▶ SET EXERCISE: Answer with a single number: how many lines in the listing below include "agosto"?

Data entries:
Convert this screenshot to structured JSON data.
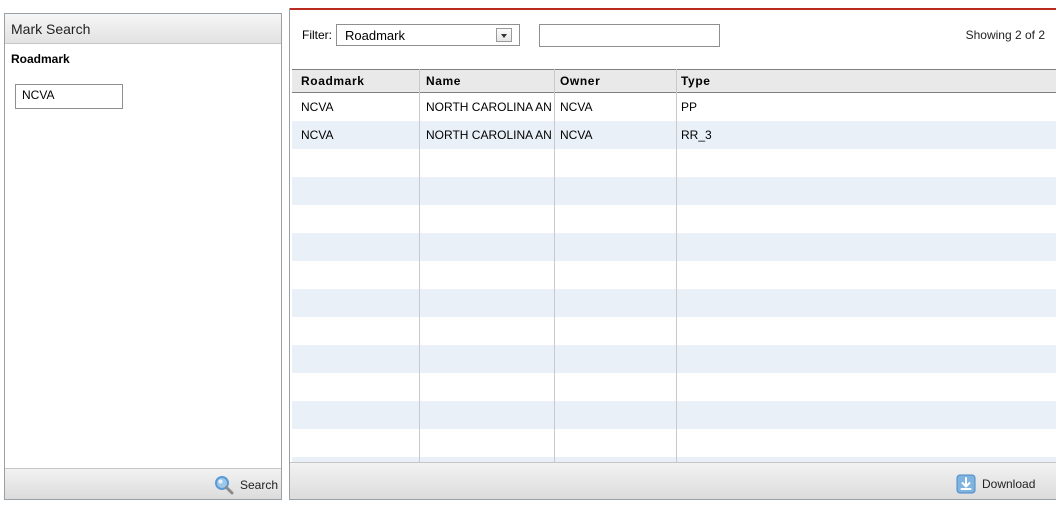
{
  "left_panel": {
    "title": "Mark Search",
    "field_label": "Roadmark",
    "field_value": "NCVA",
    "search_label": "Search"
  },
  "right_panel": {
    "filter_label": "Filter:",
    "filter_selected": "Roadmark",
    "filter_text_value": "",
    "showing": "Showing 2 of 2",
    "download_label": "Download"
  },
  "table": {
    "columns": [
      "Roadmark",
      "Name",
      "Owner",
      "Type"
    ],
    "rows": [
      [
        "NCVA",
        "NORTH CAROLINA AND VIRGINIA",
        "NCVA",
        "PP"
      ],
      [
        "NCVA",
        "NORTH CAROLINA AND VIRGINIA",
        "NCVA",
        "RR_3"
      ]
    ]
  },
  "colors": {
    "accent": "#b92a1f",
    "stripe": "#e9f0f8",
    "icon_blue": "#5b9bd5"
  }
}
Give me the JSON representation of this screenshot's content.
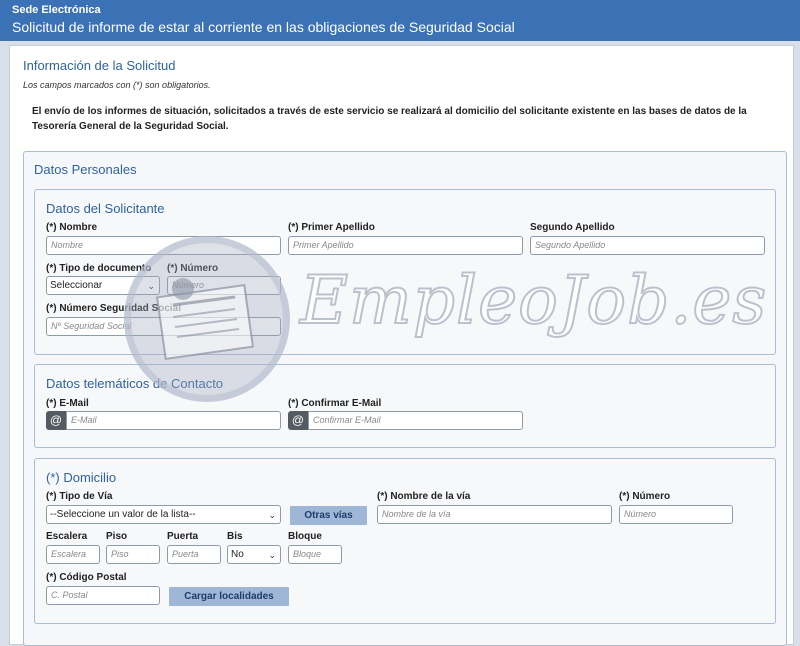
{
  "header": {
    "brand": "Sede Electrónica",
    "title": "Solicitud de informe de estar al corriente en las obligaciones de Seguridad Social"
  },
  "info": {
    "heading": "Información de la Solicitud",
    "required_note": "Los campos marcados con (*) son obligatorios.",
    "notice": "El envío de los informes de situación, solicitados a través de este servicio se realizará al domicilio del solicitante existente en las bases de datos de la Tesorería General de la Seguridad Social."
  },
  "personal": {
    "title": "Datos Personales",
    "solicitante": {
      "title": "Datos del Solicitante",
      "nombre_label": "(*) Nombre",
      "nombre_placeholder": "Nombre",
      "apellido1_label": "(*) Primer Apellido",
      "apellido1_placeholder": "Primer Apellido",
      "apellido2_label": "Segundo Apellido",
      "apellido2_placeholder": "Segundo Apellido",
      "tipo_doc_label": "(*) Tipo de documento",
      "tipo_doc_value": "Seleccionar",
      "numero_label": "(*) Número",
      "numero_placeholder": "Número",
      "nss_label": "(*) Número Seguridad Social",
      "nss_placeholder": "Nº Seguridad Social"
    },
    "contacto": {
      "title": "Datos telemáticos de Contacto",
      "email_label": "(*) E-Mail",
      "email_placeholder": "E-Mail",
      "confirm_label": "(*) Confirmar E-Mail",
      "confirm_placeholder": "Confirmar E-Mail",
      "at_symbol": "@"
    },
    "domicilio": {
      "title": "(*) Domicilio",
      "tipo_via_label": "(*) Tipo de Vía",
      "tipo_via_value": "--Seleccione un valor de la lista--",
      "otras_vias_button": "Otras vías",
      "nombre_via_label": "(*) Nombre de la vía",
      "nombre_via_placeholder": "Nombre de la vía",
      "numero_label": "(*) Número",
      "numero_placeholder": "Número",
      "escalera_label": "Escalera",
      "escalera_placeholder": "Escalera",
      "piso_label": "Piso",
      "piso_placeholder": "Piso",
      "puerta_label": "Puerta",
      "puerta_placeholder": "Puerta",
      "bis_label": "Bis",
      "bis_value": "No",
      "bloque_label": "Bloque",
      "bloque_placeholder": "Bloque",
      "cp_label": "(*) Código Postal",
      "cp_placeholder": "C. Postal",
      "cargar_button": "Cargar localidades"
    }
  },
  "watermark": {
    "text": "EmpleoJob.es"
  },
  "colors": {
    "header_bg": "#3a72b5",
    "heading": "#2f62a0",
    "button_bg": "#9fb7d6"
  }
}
==
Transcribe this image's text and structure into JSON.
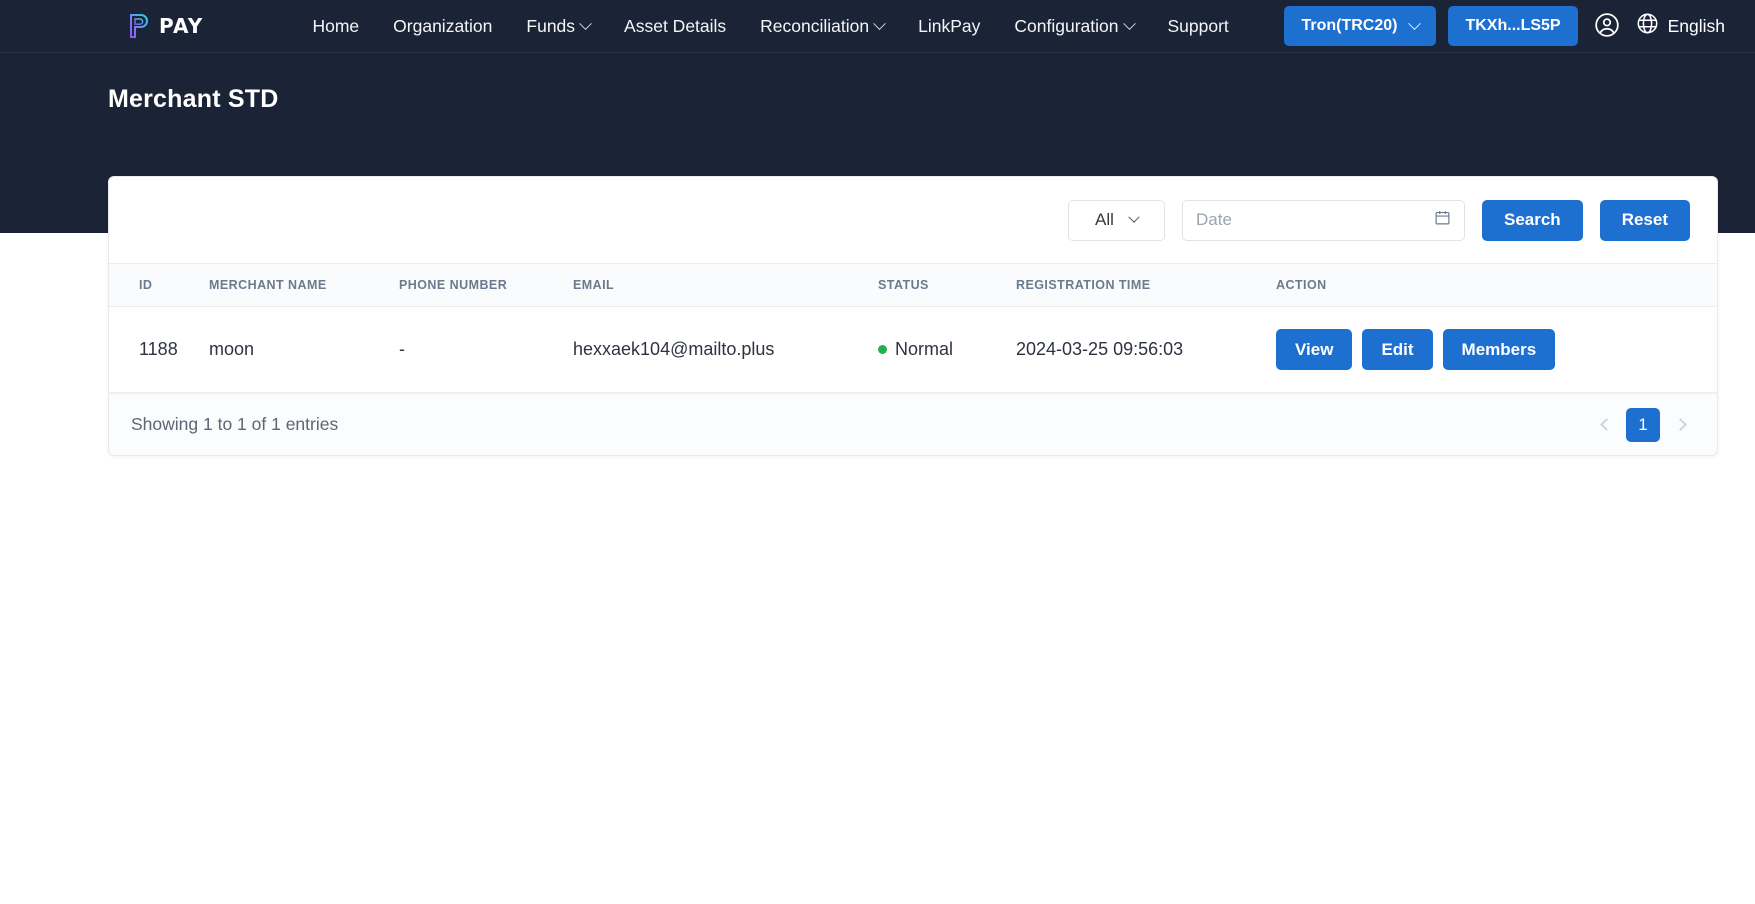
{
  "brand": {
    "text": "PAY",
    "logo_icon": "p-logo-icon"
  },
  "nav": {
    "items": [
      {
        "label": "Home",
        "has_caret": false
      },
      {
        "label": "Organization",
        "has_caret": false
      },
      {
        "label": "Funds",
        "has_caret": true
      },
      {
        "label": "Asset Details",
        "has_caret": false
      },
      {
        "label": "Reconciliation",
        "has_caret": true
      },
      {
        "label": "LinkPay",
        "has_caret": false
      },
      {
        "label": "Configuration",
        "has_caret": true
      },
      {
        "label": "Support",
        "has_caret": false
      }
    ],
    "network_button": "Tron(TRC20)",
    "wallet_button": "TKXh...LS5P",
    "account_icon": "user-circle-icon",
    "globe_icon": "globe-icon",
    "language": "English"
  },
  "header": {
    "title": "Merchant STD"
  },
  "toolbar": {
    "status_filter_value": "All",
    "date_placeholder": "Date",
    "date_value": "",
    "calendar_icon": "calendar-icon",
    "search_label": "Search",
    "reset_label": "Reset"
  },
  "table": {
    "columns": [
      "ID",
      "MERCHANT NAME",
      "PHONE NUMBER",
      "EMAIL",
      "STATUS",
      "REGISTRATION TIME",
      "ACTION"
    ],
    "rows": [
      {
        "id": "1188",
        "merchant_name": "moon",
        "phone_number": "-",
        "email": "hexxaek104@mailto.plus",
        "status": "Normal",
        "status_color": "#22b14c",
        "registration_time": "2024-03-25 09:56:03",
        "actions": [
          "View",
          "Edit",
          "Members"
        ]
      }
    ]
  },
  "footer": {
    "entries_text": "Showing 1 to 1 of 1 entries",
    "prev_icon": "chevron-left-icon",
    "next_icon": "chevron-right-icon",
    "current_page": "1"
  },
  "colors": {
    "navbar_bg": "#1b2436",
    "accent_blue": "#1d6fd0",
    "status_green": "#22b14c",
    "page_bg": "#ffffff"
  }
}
...
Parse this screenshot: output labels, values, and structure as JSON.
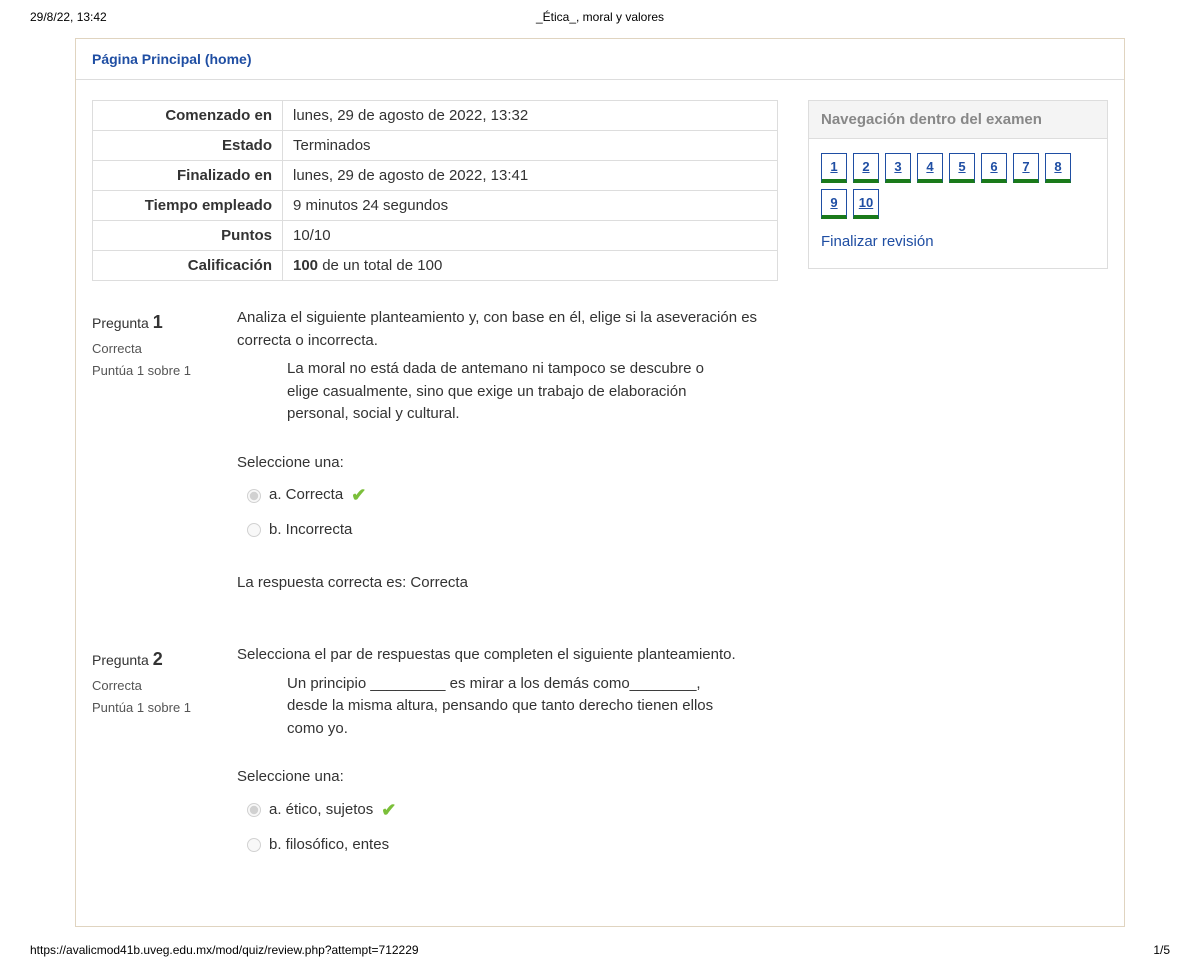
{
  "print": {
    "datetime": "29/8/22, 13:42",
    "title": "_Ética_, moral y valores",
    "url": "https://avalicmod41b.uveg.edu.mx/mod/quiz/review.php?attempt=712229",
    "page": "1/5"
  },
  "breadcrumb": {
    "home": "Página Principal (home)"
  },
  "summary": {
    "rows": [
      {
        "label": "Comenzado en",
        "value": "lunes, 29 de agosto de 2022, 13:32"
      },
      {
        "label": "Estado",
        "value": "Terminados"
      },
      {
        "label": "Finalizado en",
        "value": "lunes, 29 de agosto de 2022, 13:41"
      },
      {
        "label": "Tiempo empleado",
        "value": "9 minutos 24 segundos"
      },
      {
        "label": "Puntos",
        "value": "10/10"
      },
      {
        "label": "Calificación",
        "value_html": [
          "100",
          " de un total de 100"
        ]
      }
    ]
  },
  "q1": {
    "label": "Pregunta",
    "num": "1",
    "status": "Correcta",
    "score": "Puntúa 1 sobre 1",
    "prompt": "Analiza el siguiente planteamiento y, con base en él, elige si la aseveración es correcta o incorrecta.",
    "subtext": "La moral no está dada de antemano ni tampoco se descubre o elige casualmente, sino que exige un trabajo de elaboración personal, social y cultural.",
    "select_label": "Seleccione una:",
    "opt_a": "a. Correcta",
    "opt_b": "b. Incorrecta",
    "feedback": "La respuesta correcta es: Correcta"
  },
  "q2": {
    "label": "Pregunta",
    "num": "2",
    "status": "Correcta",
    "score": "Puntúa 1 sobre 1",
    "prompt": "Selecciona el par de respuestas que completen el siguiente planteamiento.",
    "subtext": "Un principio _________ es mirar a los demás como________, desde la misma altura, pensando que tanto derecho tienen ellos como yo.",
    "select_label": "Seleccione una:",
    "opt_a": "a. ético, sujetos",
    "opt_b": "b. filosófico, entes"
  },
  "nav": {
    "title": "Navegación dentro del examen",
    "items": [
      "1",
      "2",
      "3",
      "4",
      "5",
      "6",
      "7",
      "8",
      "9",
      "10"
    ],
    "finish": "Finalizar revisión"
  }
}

▶ FINISHED TASK: 2